%%

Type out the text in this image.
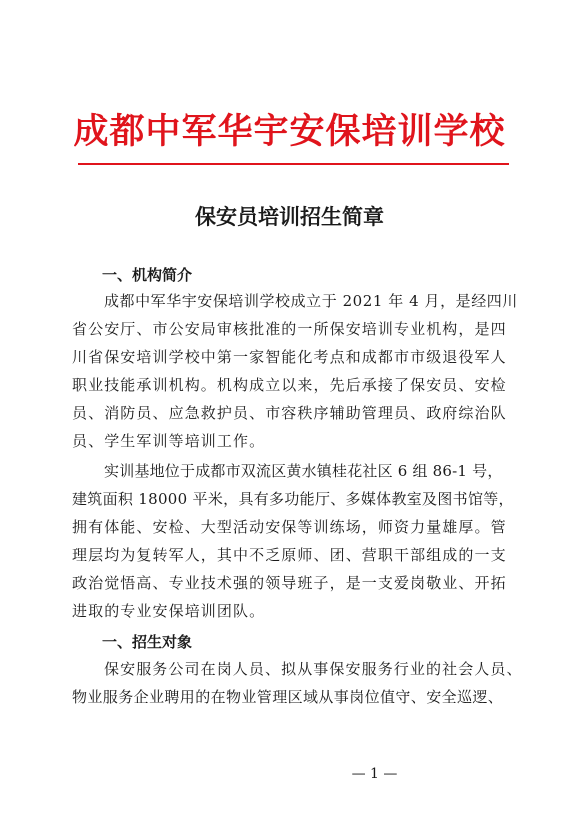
成都中军华宇安保培训学校
保安员培训招生简章
一、机构简介
成都中军华宇安保培训学校成立于 2021 年 4 月，是经四川
省公安厅、市公安局审核批准的一所保安培训专业机构，是四
川省保安培训学校中第一家智能化考点和成都市市级退役军人
职业技能承训机构。机构成立以来，先后承接了保安员、安检
员、消防员、应急救护员、市容秩序辅助管理员、政府综治队
员、学生军训等培训工作。
实训基地位于成都市双流区黄水镇桂花社区 6 组 86-1 号，
建筑面积 18000 平米，具有多功能厅、多媒体教室及图书馆等，
拥有体能、安检、大型活动安保等训练场，师资力量雄厚。管
理层均为复转军人，其中不乏原师、团、营职干部组成的一支
政治觉悟高、专业技术强的领导班子，是一支爱岗敬业、开拓
进取的专业安保培训团队。
一、招生对象
保安服务公司在岗人员、拟从事保安服务行业的社会人员、
物业服务企业聘用的在物业管理区域从事岗位值守、安全巡逻、
— 1 —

%%

- _TO DO_
Each entry should be repeated exactly as it appears; the pictures stay out.

- _EXERCISE RESPONSE_
Type out the text in this image.
成都中军华宇安保培训学校
保安员培训招生简章
一、机构简介
成都中军华宇安保培训学校成立于 2021 年 4 月，是经四川
省公安厅、市公安局审核批准的一所保安培训专业机构，是四
川省保安培训学校中第一家智能化考点和成都市市级退役军人
职业技能承训机构。机构成立以来，先后承接了保安员、安检
员、消防员、应急救护员、市容秩序辅助管理员、政府综治队
员、学生军训等培训工作。
实训基地位于成都市双流区黄水镇桂花社区 6 组 86-1 号，
建筑面积 18000 平米，具有多功能厅、多媒体教室及图书馆等，
拥有体能、安检、大型活动安保等训练场，师资力量雄厚。管
理层均为复转军人，其中不乏原师、团、营职干部组成的一支
政治觉悟高、专业技术强的领导班子，是一支爱岗敬业、开拓
进取的专业安保培训团队。
一、招生对象
保安服务公司在岗人员、拟从事保安服务行业的社会人员、
物业服务企业聘用的在物业管理区域从事岗位值守、安全巡逻、
— 1 —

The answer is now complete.